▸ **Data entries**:

○ ○ ○ ○ ○ ○ ○

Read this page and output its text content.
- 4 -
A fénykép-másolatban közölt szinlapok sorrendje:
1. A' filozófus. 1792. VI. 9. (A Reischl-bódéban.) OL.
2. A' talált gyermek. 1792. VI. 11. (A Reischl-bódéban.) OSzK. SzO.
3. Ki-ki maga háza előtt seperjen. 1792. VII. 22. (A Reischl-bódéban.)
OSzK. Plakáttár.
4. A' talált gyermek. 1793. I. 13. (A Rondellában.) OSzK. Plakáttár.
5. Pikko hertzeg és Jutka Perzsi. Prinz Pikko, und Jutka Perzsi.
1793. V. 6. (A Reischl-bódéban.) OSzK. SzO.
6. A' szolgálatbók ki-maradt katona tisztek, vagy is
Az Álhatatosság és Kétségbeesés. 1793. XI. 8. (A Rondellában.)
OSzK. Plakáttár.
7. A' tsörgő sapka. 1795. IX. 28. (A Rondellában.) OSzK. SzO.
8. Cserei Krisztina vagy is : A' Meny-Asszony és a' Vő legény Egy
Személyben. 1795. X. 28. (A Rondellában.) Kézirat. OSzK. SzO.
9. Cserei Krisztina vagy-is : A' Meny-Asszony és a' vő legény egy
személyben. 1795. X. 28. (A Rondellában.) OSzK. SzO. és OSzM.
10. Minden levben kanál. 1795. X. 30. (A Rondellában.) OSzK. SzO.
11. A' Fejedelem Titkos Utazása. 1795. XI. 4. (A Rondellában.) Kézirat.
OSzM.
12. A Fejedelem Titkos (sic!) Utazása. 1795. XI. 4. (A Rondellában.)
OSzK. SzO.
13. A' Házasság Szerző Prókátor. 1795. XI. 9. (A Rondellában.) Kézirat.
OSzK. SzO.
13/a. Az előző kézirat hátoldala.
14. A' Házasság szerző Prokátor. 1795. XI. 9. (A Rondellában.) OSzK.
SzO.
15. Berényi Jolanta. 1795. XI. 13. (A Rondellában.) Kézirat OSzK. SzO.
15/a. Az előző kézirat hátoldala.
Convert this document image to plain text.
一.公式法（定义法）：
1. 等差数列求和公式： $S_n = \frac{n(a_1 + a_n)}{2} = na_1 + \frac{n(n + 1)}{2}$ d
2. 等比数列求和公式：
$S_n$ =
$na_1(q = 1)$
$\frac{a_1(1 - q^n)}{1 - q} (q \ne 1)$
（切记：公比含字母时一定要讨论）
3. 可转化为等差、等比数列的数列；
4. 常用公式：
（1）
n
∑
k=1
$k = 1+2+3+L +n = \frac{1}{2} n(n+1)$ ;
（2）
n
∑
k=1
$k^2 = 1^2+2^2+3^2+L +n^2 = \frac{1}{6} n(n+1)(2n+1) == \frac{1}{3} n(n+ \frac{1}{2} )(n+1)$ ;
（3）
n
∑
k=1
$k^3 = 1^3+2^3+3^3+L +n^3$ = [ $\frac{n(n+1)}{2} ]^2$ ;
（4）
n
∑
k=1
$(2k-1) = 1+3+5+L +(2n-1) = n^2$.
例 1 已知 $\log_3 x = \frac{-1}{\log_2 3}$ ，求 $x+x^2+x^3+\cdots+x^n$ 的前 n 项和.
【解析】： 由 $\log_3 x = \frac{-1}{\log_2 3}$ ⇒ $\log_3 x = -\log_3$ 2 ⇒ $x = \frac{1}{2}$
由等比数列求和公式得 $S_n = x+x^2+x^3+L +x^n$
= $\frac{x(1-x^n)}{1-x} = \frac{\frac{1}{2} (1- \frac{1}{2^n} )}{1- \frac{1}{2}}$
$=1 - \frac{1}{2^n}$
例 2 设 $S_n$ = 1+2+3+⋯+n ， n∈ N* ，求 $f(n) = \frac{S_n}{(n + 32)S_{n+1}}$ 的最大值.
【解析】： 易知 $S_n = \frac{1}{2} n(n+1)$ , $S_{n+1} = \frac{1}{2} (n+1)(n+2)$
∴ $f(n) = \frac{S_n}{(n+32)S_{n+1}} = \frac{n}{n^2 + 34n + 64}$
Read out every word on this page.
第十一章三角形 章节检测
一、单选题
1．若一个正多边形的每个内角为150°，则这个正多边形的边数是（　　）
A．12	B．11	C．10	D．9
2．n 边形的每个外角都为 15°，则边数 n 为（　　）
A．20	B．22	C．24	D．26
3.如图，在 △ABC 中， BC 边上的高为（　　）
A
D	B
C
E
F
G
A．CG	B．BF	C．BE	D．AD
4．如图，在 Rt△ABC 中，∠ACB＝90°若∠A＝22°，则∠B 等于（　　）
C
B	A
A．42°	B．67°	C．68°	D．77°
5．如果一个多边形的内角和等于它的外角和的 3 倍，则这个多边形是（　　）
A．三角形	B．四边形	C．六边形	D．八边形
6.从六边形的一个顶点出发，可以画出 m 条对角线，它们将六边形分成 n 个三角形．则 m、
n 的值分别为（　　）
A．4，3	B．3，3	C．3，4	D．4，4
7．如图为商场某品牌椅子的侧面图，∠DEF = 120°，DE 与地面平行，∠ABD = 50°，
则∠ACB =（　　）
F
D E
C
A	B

○ ○ ○ ○ ○ ○ ○

▸ **Brief**:
In the records above, find the lines containing "bódéban" and copy them.

▸ **Answer for the task**:
1. A' filozófus. 1792. VI. 9. (A Reischl-bódéban.) OL.
2. A' talált gyermek. 1792. VI. 11. (A Reischl-bódéban.) OSzK. SzO.
3. Ki-ki maga háza előtt seperjen. 1792. VII. 22. (A Reischl-bódéban.)
1793. V. 6. (A Reischl-bódéban.) OSzK. SzO.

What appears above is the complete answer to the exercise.